Your task is to transcribe all of the data below exactly, omitting the images.

** start SOURCE MATERIAL **

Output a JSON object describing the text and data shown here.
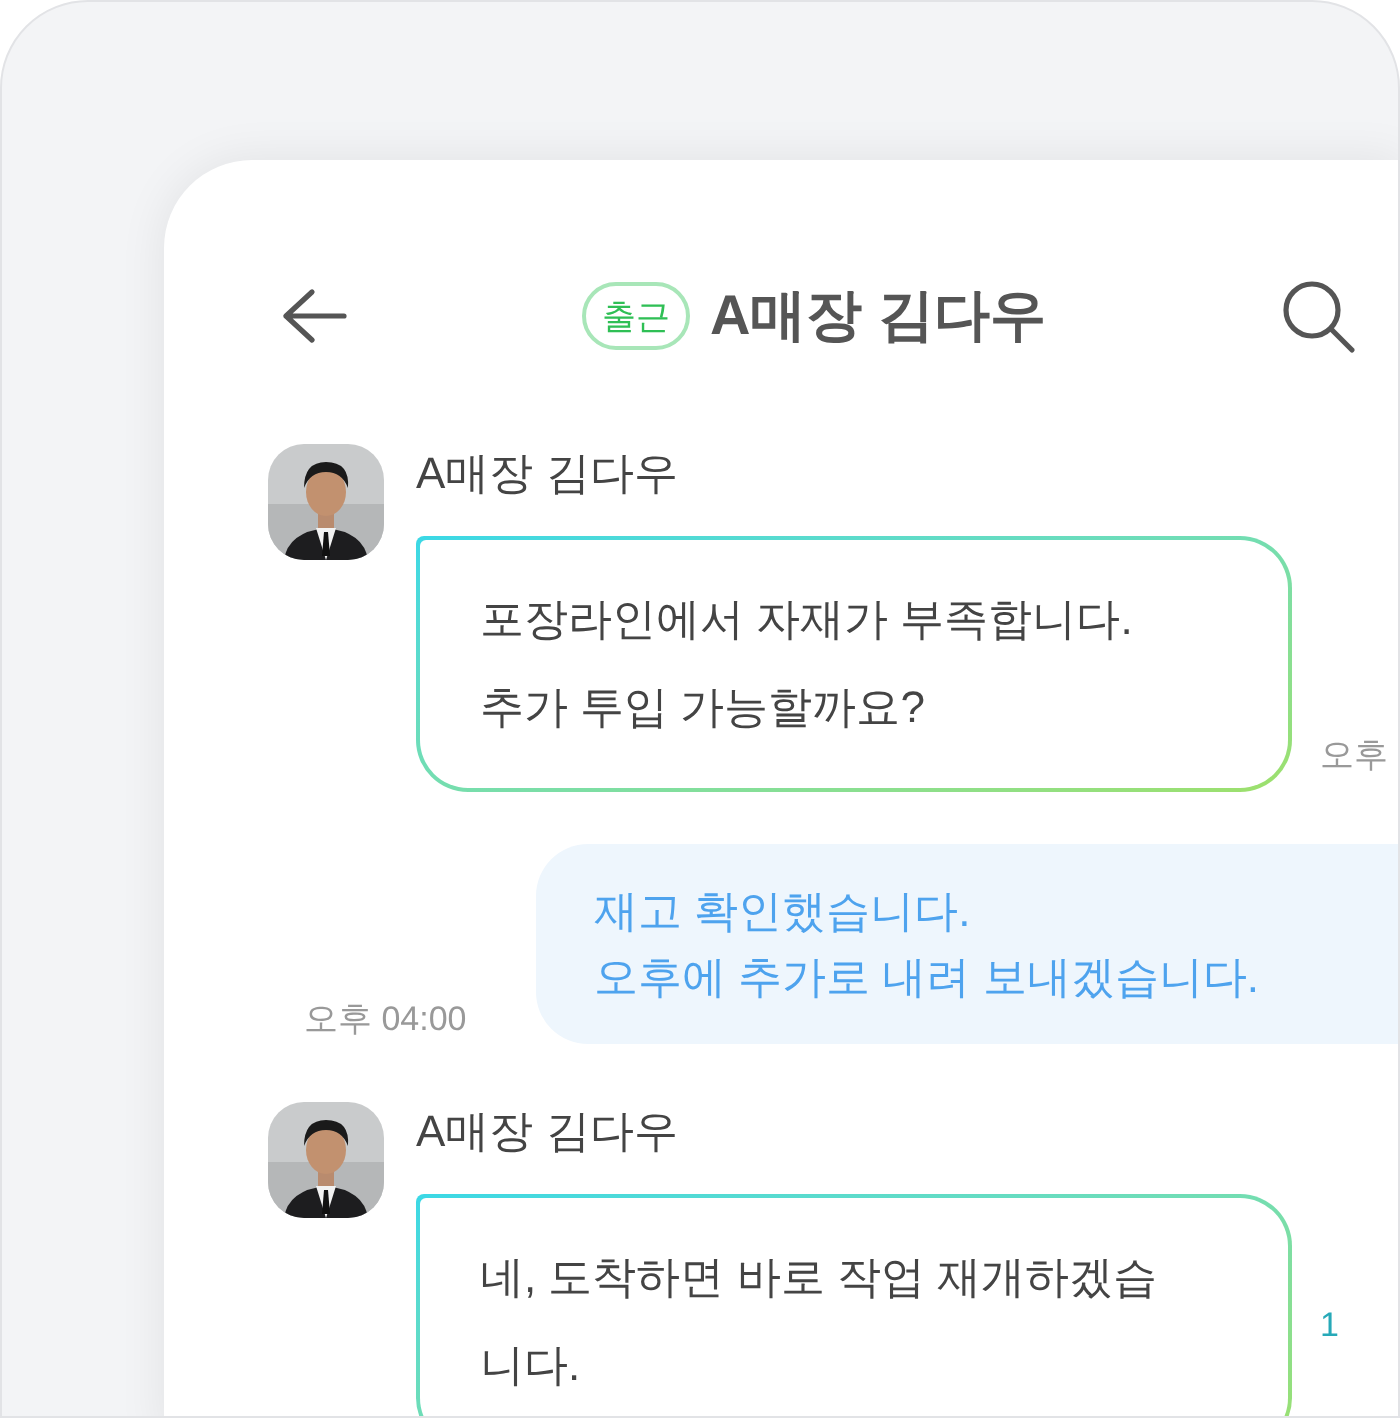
{
  "header": {
    "status_badge": "출근",
    "title": "A매장 김다우"
  },
  "messages": [
    {
      "kind": "received",
      "sender": "A매장 김다우",
      "text": "포장라인에서 자재가 부족합니다.\n추가 투입 가능할까요?",
      "time": "오후"
    },
    {
      "kind": "sent",
      "text": "재고 확인했습니다.\n오후에 추가로 내려 보내겠습니다.",
      "time": "오후 04:00"
    },
    {
      "kind": "received",
      "sender": "A매장 김다우",
      "text": "네, 도착하면 바로 작업 재개하겠습니다.",
      "unread_count": "1"
    }
  ]
}
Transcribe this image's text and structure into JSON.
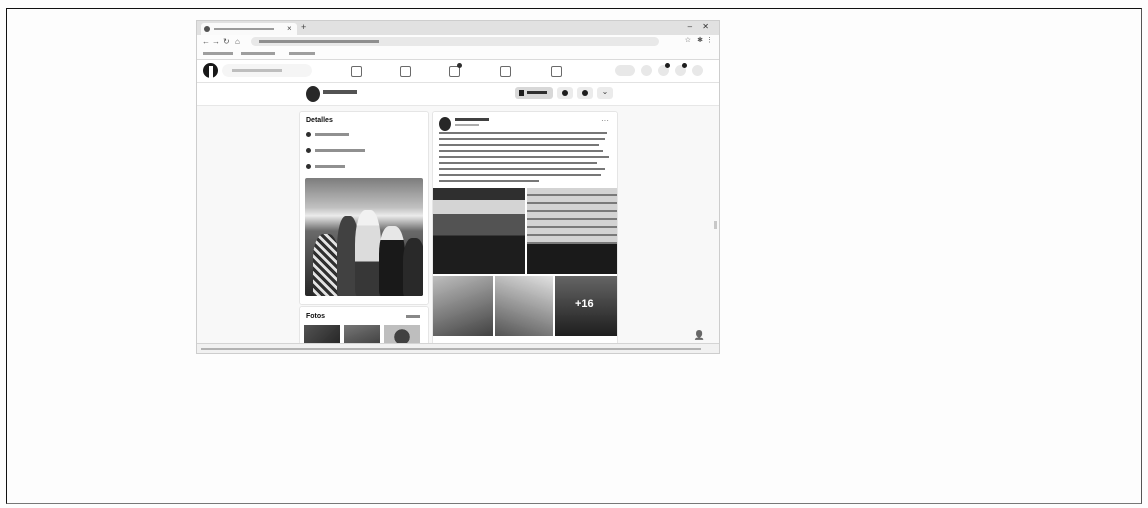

** end SOURCE MATERIAL **

§ **SOLUTION TO THIS EXERCISE**
Output a JSON object describing the text and data shown here.
{
  "header": {
    "status_badge": "출근",
    "title": "A매장 김다우"
  },
  "messages": [
    {
      "kind": "received",
      "sender": "A매장 김다우",
      "text": "포장라인에서 자재가 부족합니다.\n추가 투입 가능할까요?",
      "time": "오후"
    },
    {
      "kind": "sent",
      "text": "재고 확인했습니다.\n오후에 추가로 내려 보내겠습니다.",
      "time": "오후 04:00"
    },
    {
      "kind": "received",
      "sender": "A매장 김다우",
      "text": "네, 도착하면 바로 작업 재개하겠습니다.",
      "unread_count": "1"
    }
  ]
}
Transcribe this image's text and structure into JSON.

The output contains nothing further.